Exercise requirements:
Scan the records below. List lines holding "shuni".

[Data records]
>>>>>

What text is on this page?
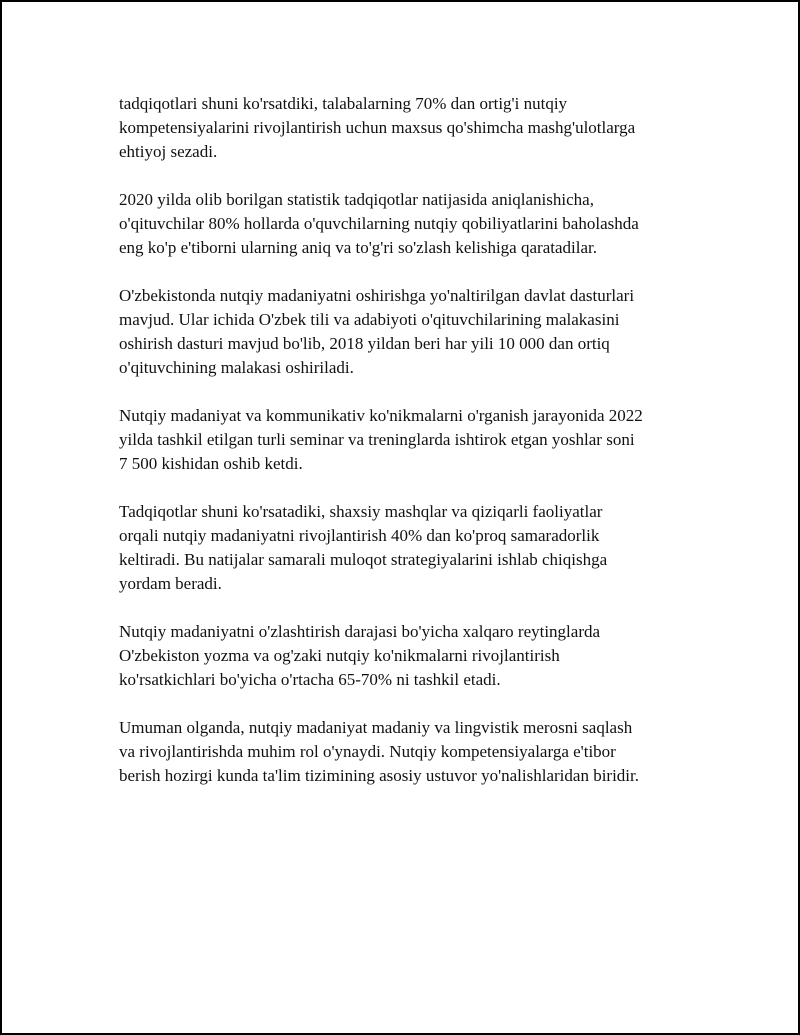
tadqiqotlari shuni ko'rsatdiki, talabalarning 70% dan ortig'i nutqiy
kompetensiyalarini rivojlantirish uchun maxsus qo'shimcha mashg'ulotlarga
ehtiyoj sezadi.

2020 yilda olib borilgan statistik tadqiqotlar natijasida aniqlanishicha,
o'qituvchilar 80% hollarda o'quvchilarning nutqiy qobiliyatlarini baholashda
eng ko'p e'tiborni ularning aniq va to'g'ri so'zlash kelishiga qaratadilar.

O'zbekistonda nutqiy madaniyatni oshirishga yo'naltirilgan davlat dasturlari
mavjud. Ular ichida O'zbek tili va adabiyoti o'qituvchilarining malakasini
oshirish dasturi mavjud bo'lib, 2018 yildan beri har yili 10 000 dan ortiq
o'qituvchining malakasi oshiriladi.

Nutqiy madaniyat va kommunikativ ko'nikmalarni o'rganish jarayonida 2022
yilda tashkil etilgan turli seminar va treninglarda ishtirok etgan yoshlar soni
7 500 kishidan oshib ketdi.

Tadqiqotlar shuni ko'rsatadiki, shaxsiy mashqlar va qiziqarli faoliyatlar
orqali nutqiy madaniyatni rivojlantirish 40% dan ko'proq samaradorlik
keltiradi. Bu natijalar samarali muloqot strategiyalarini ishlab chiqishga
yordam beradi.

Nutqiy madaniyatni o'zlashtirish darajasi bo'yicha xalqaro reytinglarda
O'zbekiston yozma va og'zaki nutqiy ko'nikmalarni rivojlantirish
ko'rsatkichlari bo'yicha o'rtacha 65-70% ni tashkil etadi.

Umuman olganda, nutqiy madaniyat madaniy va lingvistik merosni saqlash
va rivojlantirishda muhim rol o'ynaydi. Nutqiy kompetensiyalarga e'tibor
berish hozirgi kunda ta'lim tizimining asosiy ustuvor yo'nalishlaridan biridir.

<<<<<
>>>>>

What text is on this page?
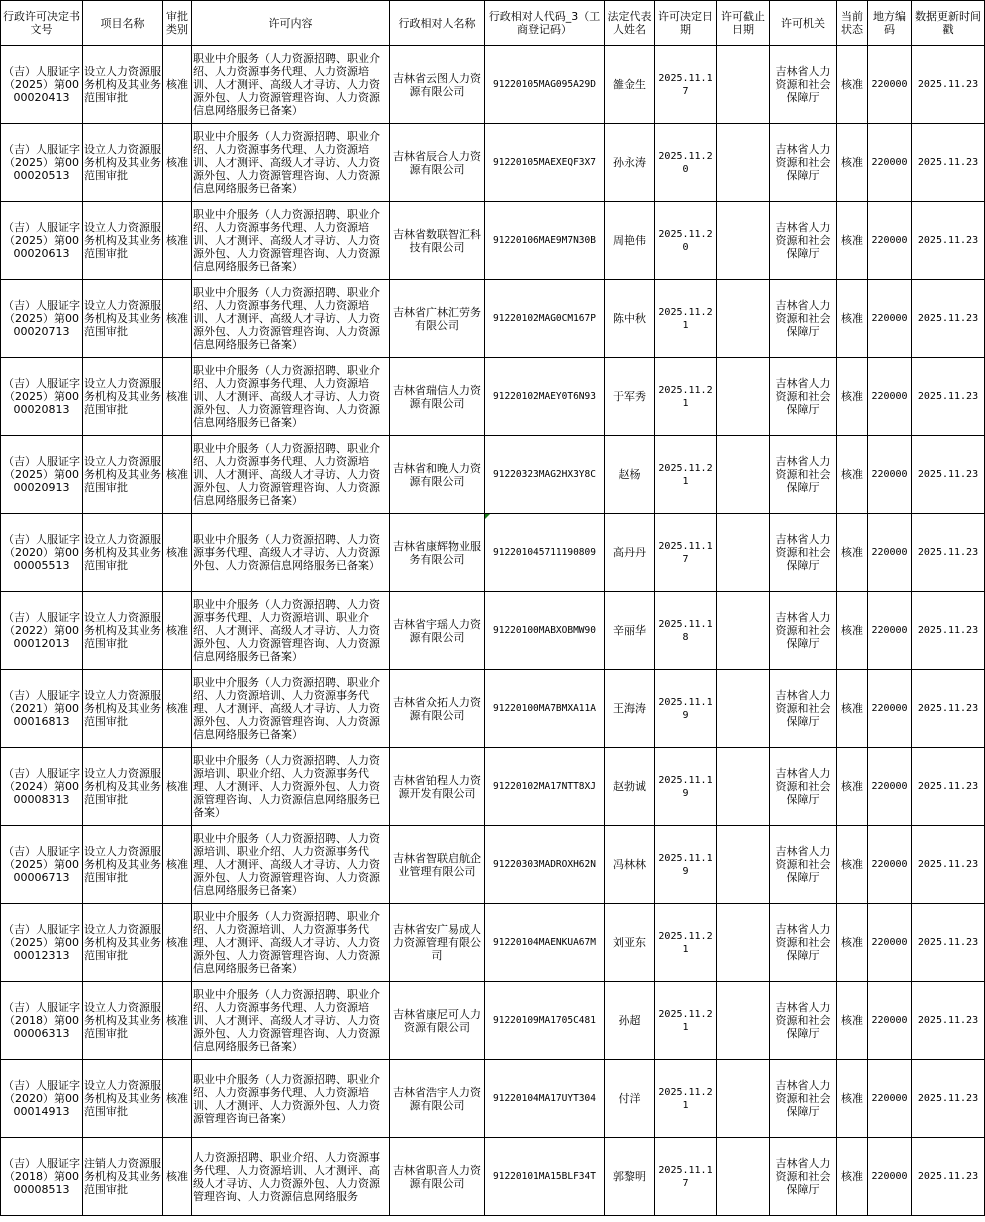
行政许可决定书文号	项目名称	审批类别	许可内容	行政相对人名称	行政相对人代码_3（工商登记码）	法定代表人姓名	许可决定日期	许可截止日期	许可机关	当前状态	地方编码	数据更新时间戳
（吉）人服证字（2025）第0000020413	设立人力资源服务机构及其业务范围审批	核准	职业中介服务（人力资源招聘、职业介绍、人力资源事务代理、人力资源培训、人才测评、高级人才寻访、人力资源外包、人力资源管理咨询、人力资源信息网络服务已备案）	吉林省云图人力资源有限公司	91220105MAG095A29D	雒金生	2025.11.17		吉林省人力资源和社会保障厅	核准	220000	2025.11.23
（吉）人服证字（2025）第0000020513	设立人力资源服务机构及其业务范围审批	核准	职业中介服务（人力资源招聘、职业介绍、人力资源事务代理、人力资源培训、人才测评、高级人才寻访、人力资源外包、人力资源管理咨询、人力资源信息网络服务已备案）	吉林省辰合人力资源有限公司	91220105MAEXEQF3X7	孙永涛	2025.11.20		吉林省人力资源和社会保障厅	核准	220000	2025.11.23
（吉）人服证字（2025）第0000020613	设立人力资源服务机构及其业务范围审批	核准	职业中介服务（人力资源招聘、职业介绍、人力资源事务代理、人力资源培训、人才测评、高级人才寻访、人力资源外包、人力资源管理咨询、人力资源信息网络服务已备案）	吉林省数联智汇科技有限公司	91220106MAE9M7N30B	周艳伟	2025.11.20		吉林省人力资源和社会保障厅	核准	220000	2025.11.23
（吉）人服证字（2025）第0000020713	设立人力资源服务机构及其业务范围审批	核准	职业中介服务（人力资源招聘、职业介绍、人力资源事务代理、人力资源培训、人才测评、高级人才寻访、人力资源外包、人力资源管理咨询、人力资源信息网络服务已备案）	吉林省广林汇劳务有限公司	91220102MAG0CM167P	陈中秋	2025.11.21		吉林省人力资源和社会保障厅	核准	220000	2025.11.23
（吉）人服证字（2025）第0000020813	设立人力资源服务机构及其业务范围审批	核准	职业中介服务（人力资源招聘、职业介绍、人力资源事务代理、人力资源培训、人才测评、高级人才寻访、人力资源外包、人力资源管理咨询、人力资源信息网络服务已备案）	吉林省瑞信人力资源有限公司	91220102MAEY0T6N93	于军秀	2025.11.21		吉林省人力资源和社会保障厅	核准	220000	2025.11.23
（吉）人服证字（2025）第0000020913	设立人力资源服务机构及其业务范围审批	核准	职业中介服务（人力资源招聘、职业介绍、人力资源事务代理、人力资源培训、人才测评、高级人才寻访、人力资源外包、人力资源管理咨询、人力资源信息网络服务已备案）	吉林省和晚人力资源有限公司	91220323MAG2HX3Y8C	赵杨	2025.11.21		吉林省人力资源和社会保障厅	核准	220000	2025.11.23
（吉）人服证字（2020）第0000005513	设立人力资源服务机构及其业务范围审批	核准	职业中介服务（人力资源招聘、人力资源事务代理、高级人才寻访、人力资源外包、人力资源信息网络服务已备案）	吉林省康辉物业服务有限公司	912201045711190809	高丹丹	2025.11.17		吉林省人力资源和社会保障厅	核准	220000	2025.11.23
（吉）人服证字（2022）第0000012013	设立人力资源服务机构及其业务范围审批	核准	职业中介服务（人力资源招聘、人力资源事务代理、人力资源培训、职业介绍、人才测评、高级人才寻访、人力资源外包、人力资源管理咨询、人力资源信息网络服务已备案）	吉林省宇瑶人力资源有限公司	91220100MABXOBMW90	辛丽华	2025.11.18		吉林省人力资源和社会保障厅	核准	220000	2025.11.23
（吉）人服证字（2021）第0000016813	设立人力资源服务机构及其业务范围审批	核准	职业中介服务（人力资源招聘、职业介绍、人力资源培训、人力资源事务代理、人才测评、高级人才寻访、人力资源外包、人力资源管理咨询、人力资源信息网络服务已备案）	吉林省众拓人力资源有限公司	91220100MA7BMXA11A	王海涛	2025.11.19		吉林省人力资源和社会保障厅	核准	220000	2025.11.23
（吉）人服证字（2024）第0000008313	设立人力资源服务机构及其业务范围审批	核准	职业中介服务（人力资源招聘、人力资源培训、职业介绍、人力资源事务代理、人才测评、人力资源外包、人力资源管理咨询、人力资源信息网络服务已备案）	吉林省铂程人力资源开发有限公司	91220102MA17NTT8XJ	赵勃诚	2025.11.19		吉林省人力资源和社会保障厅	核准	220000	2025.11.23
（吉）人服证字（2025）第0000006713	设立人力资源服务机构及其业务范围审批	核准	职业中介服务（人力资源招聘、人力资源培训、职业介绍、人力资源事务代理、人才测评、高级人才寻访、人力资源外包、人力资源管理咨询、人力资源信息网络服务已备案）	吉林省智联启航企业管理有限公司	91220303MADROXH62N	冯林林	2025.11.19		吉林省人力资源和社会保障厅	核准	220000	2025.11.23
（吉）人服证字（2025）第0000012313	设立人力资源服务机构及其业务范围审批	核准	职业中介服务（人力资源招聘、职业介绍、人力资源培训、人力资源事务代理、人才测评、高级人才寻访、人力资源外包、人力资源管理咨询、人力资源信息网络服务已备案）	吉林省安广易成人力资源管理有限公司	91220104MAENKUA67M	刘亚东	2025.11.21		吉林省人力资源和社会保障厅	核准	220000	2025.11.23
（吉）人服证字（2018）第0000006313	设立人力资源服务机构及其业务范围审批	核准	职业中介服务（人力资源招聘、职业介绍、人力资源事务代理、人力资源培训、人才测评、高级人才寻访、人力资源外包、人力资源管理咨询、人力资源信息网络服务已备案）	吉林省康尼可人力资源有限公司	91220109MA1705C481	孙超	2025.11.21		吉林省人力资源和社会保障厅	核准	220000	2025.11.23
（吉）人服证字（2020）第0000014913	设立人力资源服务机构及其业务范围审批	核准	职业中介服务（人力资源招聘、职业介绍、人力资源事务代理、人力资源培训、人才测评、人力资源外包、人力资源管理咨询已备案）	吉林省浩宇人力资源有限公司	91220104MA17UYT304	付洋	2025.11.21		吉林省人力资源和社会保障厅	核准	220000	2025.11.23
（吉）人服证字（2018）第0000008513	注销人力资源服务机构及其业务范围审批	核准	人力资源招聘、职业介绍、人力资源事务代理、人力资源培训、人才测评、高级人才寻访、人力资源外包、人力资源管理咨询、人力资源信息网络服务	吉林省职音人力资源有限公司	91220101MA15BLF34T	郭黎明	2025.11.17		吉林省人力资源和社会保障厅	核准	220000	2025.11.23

<<<<<

Completed exercise:
tadqiqotlari shuni ko'rsatdiki, talabalarning 70% dan ortig'i nutqiy
Tadqiqotlar shuni ko'rsatadiki, shaxsiy mashqlar va qiziqarli faoliyatlar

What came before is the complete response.